» **TEXT TO READ**:
++++

What was interesting about this table was that professional, scientific, and technical services had the largest amount of loans (in dollars) given to them but had a lower loan average than a lot of other industries. Had I had more time for reporting I would be interested to see exactly what each classification means/consists of in Chicago (perhaps talking to some local small business focused resource centers). I decided to make a similar box plot to the business types box plot to again look at the distribution.

Caption The transportatio nand warehousing industry seemed to have the lowest median loan amount while still having a vast array of outliers. The industries were also something I wanted to explore in my story. I made to bar charts whose information I wanted to combine into one: Caption Caption Looking at the two, the information is valuable in each. However, layering the average loans over the total will be difficult because of how much higher the sum of all loans is in comparison to the individual. As a result, I was deciding how to display such information and realized that perhaps average loan amount and count gives a lot of valuable information. In addition, having a median line to show median as there are so many outliers may also be helpful.

++++

» **TASK GOAL**:
Copy the post on loan amounts by industry from "Caption The transportatio" down to "also be helpful.", renaming "outliers" as "extreme values" throughout.

» **Page element annotations**:

++++

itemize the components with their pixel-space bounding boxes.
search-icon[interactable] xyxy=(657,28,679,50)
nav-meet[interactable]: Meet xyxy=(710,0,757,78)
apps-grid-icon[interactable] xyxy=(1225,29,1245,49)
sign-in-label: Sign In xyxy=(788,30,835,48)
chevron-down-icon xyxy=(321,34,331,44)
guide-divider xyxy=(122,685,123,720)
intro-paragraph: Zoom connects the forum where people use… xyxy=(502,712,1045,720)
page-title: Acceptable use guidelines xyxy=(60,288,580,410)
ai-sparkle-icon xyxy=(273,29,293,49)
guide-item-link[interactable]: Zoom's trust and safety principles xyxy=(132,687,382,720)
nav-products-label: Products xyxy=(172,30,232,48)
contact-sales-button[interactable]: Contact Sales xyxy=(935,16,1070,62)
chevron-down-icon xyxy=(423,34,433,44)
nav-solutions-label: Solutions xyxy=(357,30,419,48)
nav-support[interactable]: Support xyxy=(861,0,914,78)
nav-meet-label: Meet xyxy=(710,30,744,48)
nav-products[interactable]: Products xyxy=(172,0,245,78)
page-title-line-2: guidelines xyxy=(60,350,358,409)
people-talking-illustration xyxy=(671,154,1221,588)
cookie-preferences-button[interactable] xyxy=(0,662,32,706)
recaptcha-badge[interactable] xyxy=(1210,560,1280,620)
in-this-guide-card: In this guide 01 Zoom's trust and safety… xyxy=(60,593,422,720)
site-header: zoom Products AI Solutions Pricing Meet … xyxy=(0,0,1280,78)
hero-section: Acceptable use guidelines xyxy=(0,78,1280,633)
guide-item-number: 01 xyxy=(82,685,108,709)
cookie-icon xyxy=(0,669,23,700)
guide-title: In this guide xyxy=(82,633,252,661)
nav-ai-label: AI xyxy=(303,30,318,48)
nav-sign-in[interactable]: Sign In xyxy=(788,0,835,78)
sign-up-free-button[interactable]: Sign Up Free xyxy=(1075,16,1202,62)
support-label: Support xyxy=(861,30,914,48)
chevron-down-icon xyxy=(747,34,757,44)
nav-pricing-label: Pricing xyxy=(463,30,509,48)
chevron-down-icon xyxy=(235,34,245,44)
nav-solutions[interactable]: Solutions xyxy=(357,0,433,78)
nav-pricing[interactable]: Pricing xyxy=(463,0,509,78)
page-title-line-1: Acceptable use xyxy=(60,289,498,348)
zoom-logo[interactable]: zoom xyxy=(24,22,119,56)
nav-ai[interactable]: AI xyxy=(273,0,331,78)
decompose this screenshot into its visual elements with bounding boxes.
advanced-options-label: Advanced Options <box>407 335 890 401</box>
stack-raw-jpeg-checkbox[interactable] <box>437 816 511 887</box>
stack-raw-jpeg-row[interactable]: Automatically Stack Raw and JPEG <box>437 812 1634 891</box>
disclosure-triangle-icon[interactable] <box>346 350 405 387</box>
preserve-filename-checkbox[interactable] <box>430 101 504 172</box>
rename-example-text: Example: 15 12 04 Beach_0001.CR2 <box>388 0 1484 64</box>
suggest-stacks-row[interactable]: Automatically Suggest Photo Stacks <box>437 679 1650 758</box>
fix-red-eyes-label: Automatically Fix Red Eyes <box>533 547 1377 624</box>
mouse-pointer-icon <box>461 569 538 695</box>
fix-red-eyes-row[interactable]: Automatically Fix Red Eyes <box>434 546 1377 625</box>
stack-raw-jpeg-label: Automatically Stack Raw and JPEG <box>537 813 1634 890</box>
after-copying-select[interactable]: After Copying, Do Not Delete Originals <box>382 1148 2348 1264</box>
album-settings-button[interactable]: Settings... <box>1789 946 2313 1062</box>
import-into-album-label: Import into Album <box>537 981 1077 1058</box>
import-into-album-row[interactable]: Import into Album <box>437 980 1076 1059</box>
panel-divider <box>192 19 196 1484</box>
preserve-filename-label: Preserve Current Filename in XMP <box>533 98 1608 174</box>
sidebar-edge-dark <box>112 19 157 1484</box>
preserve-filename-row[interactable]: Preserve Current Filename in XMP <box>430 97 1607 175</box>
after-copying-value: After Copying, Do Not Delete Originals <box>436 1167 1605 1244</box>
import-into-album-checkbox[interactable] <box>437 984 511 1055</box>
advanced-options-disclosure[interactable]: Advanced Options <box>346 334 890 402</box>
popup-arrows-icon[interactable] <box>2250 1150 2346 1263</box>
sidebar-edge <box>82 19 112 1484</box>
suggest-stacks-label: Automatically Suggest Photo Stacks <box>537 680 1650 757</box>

++++

» **EXERCISE RESPONSE**:
Caption The transportatio nand warehousing industry seemed to have the lowest median loan amount while still having a vast array of extreme values. The industries were also something I wanted to explore in my story. I made to bar charts whose information I wanted to combine into one: Caption Caption Looking at the two, the information is valuable in each. However, layering the average loans over the total will be difficult because of how much higher the sum of all loans is in comparison to the individual. As a result, I was deciding how to display such information and realized that perhaps average loan amount and count gives a lot of valuable information. In addition, having a median line to show median as there are so many extreme values may also be helpful.